▶ _Written task_:
Everything from the line containing "Decode this image" to the final line of the records below should be given again exactly, and nothing else.

--- Start of Source data ---

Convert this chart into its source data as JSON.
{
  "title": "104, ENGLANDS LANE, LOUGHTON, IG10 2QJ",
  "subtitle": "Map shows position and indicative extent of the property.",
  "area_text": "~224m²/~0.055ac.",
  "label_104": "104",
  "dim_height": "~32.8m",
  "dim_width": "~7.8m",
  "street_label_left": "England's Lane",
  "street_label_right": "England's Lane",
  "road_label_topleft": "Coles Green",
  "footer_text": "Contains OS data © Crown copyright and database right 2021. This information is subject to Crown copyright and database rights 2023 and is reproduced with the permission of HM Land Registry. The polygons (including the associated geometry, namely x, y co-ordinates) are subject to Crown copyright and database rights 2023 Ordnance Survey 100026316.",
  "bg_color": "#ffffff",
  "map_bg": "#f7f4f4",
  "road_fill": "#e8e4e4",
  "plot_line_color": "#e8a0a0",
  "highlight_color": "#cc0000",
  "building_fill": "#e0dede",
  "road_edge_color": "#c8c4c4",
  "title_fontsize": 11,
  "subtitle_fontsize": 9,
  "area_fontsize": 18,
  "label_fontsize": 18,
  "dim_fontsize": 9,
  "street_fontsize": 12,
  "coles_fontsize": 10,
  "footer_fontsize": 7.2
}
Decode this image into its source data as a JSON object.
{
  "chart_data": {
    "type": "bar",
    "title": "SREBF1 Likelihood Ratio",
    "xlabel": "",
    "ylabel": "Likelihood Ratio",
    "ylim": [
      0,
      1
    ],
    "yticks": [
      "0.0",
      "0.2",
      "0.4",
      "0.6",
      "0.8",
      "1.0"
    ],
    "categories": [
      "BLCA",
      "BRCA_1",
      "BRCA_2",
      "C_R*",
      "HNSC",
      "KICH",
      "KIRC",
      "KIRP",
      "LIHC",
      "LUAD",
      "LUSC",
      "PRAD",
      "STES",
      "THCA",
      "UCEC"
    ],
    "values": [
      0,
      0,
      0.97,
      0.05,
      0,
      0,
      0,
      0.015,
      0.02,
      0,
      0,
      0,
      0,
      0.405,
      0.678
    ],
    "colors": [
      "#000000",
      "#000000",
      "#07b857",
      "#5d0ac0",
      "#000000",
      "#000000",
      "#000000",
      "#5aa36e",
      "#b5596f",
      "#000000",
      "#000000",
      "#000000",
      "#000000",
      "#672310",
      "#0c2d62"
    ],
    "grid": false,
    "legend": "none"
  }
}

--- End of Source data ---

▶ _Completed exercise_:
Decode this image into its source data as a JSON object.
{
  "chart_data": {
    "type": "bar",
    "title": "SREBF1 Likelihood Ratio",
    "xlabel": "",
    "ylabel": "Likelihood Ratio",
    "ylim": [
      0,
      1
    ],
    "yticks": [
      "0.0",
      "0.2",
      "0.4",
      "0.6",
      "0.8",
      "1.0"
    ],
    "categories": [
      "BLCA",
      "BRCA_1",
      "BRCA_2",
      "C_R*",
      "HNSC",
      "KICH",
      "KIRC",
      "KIRP",
      "LIHC",
      "LUAD",
      "LUSC",
      "PRAD",
      "STES",
      "THCA",
      "UCEC"
    ],
    "values": [
      0,
      0,
      0.97,
      0.05,
      0,
      0,
      0,
      0.015,
      0.02,
      0,
      0,
      0,
      0,
      0.405,
      0.678
    ],
    "colors": [
      "#000000",
      "#000000",
      "#07b857",
      "#5d0ac0",
      "#000000",
      "#000000",
      "#000000",
      "#5aa36e",
      "#b5596f",
      "#000000",
      "#000000",
      "#000000",
      "#000000",
      "#672310",
      "#0c2d62"
    ],
    "grid": false,
    "legend": "none"
  }
}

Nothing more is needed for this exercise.